══ PROVIDED ENTRIES ══
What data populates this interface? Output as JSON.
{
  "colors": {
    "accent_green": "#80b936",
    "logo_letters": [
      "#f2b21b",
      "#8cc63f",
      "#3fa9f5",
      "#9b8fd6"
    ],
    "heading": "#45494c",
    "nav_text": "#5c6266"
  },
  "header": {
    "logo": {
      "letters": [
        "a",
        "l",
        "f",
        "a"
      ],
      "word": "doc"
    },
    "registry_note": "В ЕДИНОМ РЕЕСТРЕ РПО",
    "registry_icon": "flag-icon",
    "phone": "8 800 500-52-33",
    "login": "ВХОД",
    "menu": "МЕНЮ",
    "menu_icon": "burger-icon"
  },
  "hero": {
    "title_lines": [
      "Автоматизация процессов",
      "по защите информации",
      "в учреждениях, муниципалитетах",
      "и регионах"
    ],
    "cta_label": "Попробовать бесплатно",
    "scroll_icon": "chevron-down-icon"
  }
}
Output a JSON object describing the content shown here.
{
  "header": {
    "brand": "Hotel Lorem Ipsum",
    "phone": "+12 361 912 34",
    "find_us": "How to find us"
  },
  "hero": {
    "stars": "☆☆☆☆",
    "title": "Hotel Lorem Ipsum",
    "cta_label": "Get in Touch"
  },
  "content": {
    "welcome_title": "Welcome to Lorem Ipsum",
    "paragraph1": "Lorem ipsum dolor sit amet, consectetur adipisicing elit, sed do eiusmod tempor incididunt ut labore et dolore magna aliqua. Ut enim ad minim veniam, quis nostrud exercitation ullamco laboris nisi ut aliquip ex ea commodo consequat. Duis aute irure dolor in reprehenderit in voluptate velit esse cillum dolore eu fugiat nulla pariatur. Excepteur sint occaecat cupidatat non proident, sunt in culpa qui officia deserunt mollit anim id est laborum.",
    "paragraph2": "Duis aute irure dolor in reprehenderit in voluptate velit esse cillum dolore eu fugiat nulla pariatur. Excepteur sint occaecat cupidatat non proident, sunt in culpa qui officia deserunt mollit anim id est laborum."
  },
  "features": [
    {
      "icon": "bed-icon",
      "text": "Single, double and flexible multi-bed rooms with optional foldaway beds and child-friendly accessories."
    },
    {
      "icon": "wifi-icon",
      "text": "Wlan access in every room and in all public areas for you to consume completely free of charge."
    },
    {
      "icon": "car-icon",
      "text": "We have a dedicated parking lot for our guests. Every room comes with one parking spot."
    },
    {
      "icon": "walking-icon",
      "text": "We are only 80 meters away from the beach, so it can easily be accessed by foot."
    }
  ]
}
═══
_TASK DIRECTIONS_: From the records above, extract each line exactly as shown.

_EXPECTED OUTPUT_:
What data populates this interface? Output as JSON.
{
  "colors": {
    "accent_green": "#80b936",
    "logo_letters": [
      "#f2b21b",
      "#8cc63f",
      "#3fa9f5",
      "#9b8fd6"
    ],
    "heading": "#45494c",
    "nav_text": "#5c6266"
  },
  "header": {
    "logo": {
      "letters": [
        "a",
        "l",
        "f",
        "a"
      ],
      "word": "doc"
    },
    "registry_note": "В ЕДИНОМ РЕЕСТРЕ РПО",
    "registry_icon": "flag-icon",
    "phone": "8 800 500-52-33",
    "login": "ВХОД",
    "menu": "МЕНЮ",
    "menu_icon": "burger-icon"
  },
  "hero": {
    "title_lines": [
      "Автоматизация процессов",
      "по защите информации",
      "в учреждениях, муниципалитетах",
      "и регионах"
    ],
    "cta_label": "Попробовать бесплатно",
    "scroll_icon": "chevron-down-icon"
  }
}
Output a JSON object describing the content shown here.
{
  "header": {
    "brand": "Hotel Lorem Ipsum",
    "phone": "+12 361 912 34",
    "find_us": "How to find us"
  },
  "hero": {
    "stars": "☆☆☆☆",
    "title": "Hotel Lorem Ipsum",
    "cta_label": "Get in Touch"
  },
  "content": {
    "welcome_title": "Welcome to Lorem Ipsum",
    "paragraph1": "Lorem ipsum dolor sit amet, consectetur adipisicing elit, sed do eiusmod tempor incididunt ut labore et dolore magna aliqua. Ut enim ad minim veniam, quis nostrud exercitation ullamco laboris nisi ut aliquip ex ea commodo consequat. Duis aute irure dolor in reprehenderit in voluptate velit esse cillum dolore eu fugiat nulla pariatur. Excepteur sint occaecat cupidatat non proident, sunt in culpa qui officia deserunt mollit anim id est laborum.",
    "paragraph2": "Duis aute irure dolor in reprehenderit in voluptate velit esse cillum dolore eu fugiat nulla pariatur. Excepteur sint occaecat cupidatat non proident, sunt in culpa qui officia deserunt mollit anim id est laborum."
  },
  "features": [
    {
      "icon": "bed-icon",
      "text": "Single, double and flexible multi-bed rooms with optional foldaway beds and child-friendly accessories."
    },
    {
      "icon": "wifi-icon",
      "text": "Wlan access in every room and in all public areas for you to consume completely free of charge."
    },
    {
      "icon": "car-icon",
      "text": "We have a dedicated parking lot for our guests. Every room comes with one parking spot."
    },
    {
      "icon": "walking-icon",
      "text": "We are only 80 meters away from the beach, so it can easily be accessed by foot."
    }
  ]
}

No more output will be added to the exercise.